— Start DATA IN THIS EXERCISE —
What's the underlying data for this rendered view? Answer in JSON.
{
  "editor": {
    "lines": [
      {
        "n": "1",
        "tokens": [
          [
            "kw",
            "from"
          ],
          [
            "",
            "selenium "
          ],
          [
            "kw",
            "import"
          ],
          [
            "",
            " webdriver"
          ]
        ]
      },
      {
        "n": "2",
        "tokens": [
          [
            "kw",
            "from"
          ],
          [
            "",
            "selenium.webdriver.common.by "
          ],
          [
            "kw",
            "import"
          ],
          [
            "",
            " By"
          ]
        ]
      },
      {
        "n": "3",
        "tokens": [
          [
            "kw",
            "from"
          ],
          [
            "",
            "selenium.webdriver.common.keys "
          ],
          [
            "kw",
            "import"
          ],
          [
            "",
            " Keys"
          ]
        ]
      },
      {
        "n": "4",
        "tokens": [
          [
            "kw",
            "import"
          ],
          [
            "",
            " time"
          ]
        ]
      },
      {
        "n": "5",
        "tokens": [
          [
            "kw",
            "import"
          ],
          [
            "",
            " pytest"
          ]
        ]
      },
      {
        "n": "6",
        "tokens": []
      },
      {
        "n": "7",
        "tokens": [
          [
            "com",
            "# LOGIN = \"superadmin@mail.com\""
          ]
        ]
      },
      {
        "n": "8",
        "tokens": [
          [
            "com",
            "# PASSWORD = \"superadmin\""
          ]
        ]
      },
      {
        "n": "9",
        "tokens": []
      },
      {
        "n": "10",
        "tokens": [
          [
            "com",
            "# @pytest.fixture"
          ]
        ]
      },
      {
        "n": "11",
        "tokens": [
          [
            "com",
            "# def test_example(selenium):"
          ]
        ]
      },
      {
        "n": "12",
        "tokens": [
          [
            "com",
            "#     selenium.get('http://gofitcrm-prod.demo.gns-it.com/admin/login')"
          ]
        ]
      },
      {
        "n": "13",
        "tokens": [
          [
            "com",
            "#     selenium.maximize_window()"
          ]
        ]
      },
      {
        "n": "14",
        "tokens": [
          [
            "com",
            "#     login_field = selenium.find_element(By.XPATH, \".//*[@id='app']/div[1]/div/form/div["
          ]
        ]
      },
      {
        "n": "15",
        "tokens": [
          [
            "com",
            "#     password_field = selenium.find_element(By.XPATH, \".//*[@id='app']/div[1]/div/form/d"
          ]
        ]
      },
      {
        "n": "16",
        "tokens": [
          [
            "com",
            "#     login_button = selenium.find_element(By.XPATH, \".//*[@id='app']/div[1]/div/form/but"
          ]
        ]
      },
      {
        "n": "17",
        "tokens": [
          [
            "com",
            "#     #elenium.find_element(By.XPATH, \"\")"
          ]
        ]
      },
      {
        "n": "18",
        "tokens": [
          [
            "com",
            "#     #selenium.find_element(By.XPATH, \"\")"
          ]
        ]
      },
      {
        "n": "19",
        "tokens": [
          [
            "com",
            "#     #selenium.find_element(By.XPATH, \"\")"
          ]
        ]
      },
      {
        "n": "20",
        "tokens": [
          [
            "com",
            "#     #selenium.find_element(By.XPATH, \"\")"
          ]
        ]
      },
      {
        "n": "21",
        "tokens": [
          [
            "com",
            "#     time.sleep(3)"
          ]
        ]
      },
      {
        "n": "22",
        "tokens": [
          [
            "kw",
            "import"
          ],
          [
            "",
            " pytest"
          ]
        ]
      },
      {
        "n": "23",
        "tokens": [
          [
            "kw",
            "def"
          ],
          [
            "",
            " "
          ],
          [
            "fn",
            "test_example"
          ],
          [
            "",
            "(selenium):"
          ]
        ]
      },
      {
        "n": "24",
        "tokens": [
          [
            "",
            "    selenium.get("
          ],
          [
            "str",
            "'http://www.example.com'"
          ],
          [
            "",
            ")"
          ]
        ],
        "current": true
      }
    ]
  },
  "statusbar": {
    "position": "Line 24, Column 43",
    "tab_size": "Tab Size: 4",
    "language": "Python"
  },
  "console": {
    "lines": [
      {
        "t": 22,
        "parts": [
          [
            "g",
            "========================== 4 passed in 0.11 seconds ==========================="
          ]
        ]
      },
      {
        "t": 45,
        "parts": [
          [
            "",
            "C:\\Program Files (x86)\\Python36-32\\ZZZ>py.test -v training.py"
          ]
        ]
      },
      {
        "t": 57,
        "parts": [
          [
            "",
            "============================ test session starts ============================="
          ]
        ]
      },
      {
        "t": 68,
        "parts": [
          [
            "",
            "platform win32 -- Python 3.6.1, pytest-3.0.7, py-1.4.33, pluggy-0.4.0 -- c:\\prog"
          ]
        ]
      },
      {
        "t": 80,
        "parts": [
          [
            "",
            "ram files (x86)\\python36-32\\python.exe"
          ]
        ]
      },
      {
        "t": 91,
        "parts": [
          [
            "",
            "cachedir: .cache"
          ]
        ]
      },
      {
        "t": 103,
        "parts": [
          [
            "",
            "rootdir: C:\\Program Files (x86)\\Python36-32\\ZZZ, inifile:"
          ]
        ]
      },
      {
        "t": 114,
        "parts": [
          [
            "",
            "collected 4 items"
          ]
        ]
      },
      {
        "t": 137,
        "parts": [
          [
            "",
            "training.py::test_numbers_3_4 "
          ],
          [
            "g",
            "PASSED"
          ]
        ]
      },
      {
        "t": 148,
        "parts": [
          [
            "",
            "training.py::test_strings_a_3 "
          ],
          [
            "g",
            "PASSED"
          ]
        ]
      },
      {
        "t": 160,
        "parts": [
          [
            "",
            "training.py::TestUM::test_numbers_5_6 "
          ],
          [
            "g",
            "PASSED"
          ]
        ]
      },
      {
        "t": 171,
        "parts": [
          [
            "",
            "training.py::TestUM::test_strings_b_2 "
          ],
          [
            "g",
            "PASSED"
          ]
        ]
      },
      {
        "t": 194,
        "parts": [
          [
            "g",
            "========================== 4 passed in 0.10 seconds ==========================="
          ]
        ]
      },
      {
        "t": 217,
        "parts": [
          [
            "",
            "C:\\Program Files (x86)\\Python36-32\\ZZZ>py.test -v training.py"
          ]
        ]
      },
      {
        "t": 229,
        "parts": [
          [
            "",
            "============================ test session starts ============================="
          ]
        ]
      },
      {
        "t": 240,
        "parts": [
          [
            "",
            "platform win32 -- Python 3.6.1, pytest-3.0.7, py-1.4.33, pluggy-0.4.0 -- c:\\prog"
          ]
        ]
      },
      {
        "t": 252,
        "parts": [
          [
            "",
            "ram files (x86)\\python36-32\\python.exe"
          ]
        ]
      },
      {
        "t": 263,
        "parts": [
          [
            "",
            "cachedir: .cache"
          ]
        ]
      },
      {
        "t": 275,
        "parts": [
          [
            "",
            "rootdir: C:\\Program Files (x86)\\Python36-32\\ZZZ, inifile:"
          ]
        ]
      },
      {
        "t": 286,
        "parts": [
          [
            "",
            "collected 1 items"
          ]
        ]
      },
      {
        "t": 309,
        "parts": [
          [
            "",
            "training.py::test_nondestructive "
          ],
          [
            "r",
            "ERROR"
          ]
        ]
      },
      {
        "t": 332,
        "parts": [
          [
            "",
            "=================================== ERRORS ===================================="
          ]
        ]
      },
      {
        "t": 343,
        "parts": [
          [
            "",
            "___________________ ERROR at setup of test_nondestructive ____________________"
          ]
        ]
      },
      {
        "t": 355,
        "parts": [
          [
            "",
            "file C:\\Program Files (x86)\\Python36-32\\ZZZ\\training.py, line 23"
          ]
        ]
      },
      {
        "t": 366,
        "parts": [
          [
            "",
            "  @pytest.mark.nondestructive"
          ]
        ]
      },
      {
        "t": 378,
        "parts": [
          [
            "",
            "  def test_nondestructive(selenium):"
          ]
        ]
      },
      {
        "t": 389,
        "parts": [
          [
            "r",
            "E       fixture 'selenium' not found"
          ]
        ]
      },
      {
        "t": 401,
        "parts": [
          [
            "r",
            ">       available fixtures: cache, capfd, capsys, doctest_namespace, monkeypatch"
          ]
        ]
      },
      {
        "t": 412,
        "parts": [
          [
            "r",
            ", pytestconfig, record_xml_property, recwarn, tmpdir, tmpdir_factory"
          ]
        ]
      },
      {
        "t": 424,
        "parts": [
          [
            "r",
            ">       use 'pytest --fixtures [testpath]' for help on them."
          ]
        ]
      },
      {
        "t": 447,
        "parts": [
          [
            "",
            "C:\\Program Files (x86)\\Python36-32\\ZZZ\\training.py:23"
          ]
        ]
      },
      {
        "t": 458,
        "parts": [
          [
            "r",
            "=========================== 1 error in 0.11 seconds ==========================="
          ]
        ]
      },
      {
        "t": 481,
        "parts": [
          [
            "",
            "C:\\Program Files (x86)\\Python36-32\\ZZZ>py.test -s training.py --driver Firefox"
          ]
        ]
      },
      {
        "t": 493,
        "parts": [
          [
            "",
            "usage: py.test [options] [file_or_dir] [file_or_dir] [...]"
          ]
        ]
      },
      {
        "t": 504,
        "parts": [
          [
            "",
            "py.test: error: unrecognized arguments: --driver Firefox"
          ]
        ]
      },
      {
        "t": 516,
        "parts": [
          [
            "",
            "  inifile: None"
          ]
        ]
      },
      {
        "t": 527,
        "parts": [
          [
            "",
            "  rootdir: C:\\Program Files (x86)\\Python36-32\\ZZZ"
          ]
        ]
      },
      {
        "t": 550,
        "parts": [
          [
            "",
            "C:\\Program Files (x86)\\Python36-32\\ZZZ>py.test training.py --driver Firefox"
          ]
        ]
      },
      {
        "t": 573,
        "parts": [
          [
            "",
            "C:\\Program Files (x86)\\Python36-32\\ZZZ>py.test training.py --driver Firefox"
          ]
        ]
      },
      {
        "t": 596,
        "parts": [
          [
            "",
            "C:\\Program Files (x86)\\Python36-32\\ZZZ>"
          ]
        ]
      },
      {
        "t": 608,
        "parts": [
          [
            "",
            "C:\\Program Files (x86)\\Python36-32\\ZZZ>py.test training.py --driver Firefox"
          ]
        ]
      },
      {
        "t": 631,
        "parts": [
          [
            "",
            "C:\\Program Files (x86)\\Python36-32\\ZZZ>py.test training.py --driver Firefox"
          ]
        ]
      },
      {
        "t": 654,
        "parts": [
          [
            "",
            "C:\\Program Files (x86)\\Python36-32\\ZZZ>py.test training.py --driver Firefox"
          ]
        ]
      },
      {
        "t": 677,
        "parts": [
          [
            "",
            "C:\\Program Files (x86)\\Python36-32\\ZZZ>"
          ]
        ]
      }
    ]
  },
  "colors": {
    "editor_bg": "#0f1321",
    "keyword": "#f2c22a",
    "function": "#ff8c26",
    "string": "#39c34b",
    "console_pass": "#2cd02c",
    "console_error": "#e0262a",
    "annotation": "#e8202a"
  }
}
— End DATA IN THIS EXERCISE —
- WHAT IS NEEDED
Your answer should be a single number: the count of lines holding the word "common".

- SOLUTION BELOW
2